── MATERIAL TO PROCESS ──

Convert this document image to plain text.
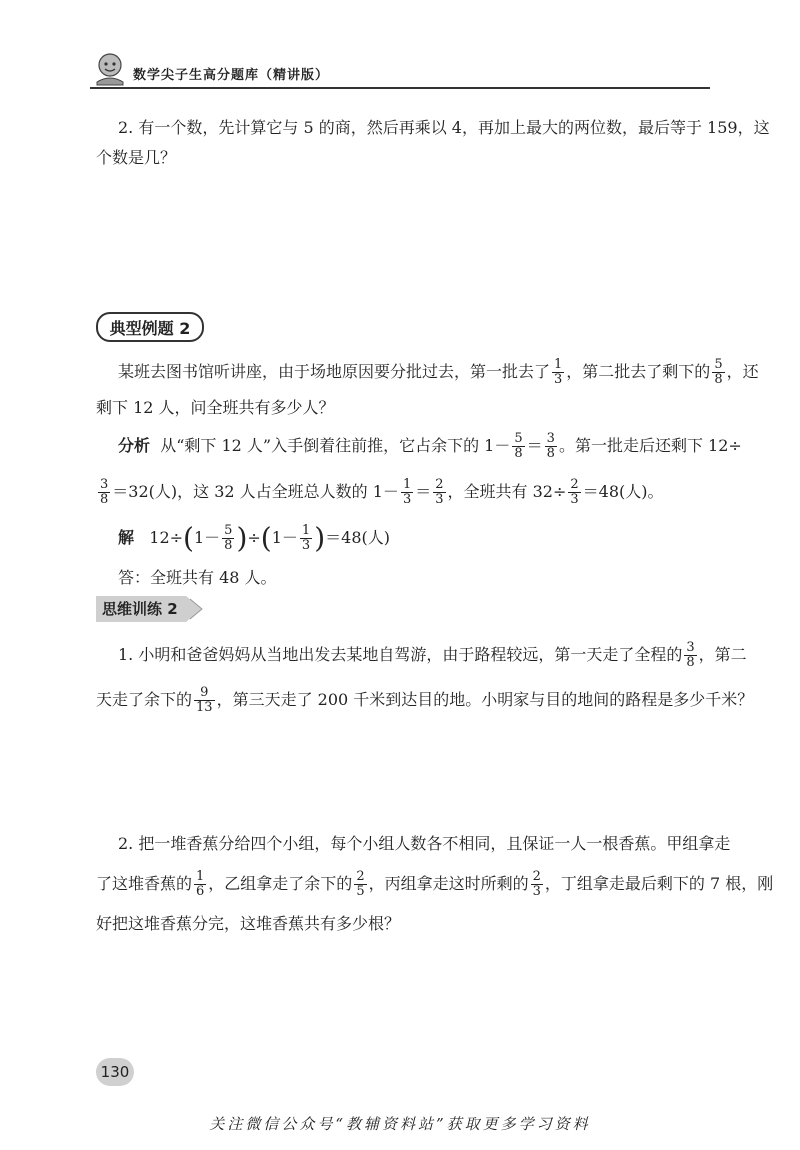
数学尖子生高分题库（精讲版）
2. 有一个数，先计算它与 5 的商，然后再乘以 4，再加上最大的两位数，最后等于 159，这
个数是几？
典型例题 2
某班去图书馆听讲座，由于场地原因要分批过去，第一批去了 $\frac{1}{3}$ ，第二批去了剩下的 $\frac{5}{8}$ ，还
剩下 12 人，问全班共有多少人？
分析 从“剩下 12 人”入手倒着往前推，它占余下的 $1- \frac{5}{8} = \frac{3}{8}$ 。第一批走后还剩下 12÷
$\frac{3}{8} =32$(人)，这 32 人占全班总人数的 $1- \frac{1}{3} = \frac{2}{3}$ ，全班共有 $32\div \frac{2}{3} =48$(人)。
解 $12\div(1- \frac{5}{8} )\div(1- \frac{1}{3} )=48$(人)
答：全班共有 48 人。
思维训练 2
1. 小明和爸爸妈妈从当地出发去某地自驾游，由于路程较远，第一天走了全程的 $\frac{3}{8}$ ，第二
天走了余下的 $\frac{9}{13}$ ，第三天走了 200 千米到达目的地。小明家与目的地间的路程是多少千米？
2. 把一堆香蕉分给四个小组，每个小组人数各不相同，且保证一人一根香蕉。甲组拿走
了这堆香蕉的 $\frac{1}{6}$ ，乙组拿走了余下的 $\frac{2}{5}$ ，丙组拿走这时所剩的 $\frac{2}{3}$ ，丁组拿走最后剩下的 7 根，刚
好把这堆香蕉分完，这堆香蕉共有多少根？
130
关注微信公众号“教辅资料站”获取更多学习资料
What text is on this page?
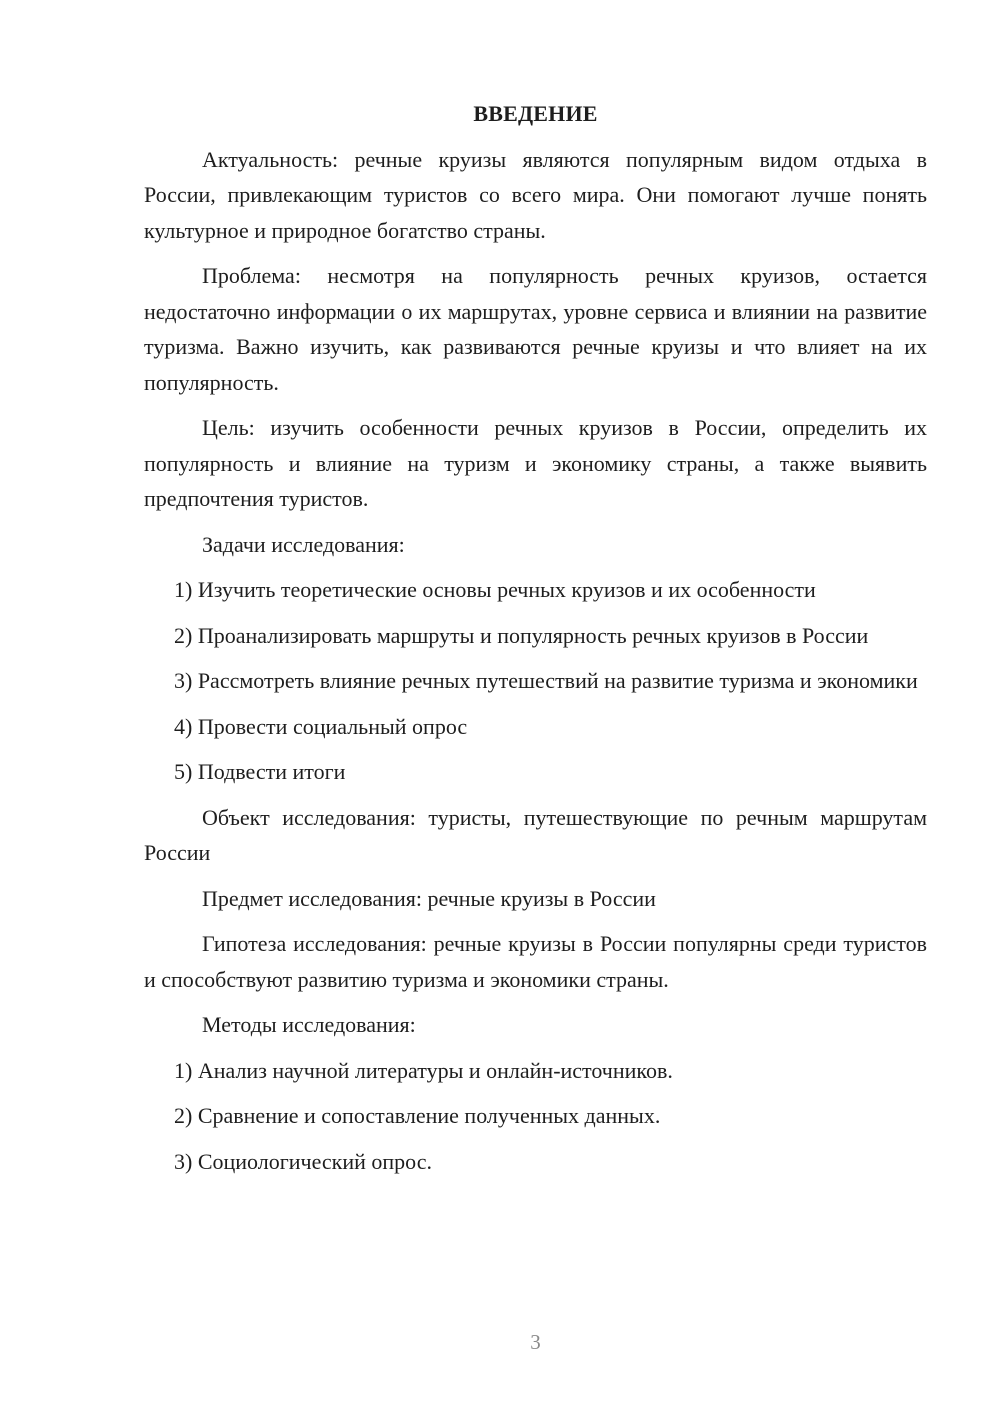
ВВЕДЕНИЕ

Актуальность: речные круизы являются популярным видом отдыха в России, привлекающим туристов со всего мира. Они помогают лучше понять культурное и природное богатство страны.

Проблема: несмотря на популярность речных круизов, остается недостаточно информации о их маршрутах, уровне сервиса и влиянии на развитие туризма. Важно изучить, как развиваются речные круизы и что влияет на их популярность.

Цель: изучить особенности речных круизов в России, определить их популярность и влияние на туризм и экономику страны, а также выявить предпочтения туристов.

Задачи исследования:

1) Изучить теоретические основы речных круизов и их особенности

2) Проанализировать маршруты и популярность речных круизов в России

3) Рассмотреть влияние речных путешествий на развитие туризма и экономики

4) Провести социальный опрос

5) Подвести итоги

Объект исследования: туристы, путешествующие по речным маршрутам России

Предмет исследования: речные круизы в России

Гипотеза исследования: речные круизы в России популярны среди туристов и способствуют развитию туризма и экономики страны.

Методы исследования:

1) Анализ научной литературы и онлайн-источников.

2) Сравнение и сопоставление полученных данных.

3) Социологический опрос.

3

───

EXERCISE INSTRUCTIONS: Return each line exactly as written. Any picture gets left out.

WORKED SOLUTION:
Convert this document image to plain text.
数学尖子生高分题库（精讲版）
2. 有一个数，先计算它与 5 的商，然后再乘以 4，再加上最大的两位数，最后等于 159，这
个数是几？
典型例题 2
某班去图书馆听讲座，由于场地原因要分批过去，第一批去了 $\frac{1}{3}$ ，第二批去了剩下的 $\frac{5}{8}$ ，还
剩下 12 人，问全班共有多少人？
分析 从“剩下 12 人”入手倒着往前推，它占余下的 $1- \frac{5}{8} = \frac{3}{8}$ 。第一批走后还剩下 12÷
$\frac{3}{8} =32$(人)，这 32 人占全班总人数的 $1- \frac{1}{3} = \frac{2}{3}$ ，全班共有 $32\div \frac{2}{3} =48$(人)。
解 $12\div(1- \frac{5}{8} )\div(1- \frac{1}{3} )=48$(人)
答：全班共有 48 人。
思维训练 2
1. 小明和爸爸妈妈从当地出发去某地自驾游，由于路程较远，第一天走了全程的 $\frac{3}{8}$ ，第二
天走了余下的 $\frac{9}{13}$ ，第三天走了 200 千米到达目的地。小明家与目的地间的路程是多少千米？
2. 把一堆香蕉分给四个小组，每个小组人数各不相同，且保证一人一根香蕉。甲组拿走
了这堆香蕉的 $\frac{1}{6}$ ，乙组拿走了余下的 $\frac{2}{5}$ ，丙组拿走这时所剩的 $\frac{2}{3}$ ，丁组拿走最后剩下的 7 根，刚
好把这堆香蕉分完，这堆香蕉共有多少根？
130
关注微信公众号“教辅资料站”获取更多学习资料
What text is on this page?
ВВЕДЕНИЕ

Актуальность: речные круизы являются популярным видом отдыха в России, привлекающим туристов со всего мира. Они помогают лучше понять культурное и природное богатство страны.

Проблема: несмотря на популярность речных круизов, остается недостаточно информации о их маршрутах, уровне сервиса и влиянии на развитие туризма. Важно изучить, как развиваются речные круизы и что влияет на их популярность.

Цель: изучить особенности речных круизов в России, определить их популярность и влияние на туризм и экономику страны, а также выявить предпочтения туристов.

Задачи исследования:

1) Изучить теоретические основы речных круизов и их особенности

2) Проанализировать маршруты и популярность речных круизов в России

3) Рассмотреть влияние речных путешествий на развитие туризма и экономики

4) Провести социальный опрос

5) Подвести итоги

Объект исследования: туристы, путешествующие по речным маршрутам России

Предмет исследования: речные круизы в России

Гипотеза исследования: речные круизы в России популярны среди туристов и способствуют развитию туризма и экономики страны.

Методы исследования:

1) Анализ научной литературы и онлайн-источников.

2) Сравнение и сопоставление полученных данных.

3) Социологический опрос.

3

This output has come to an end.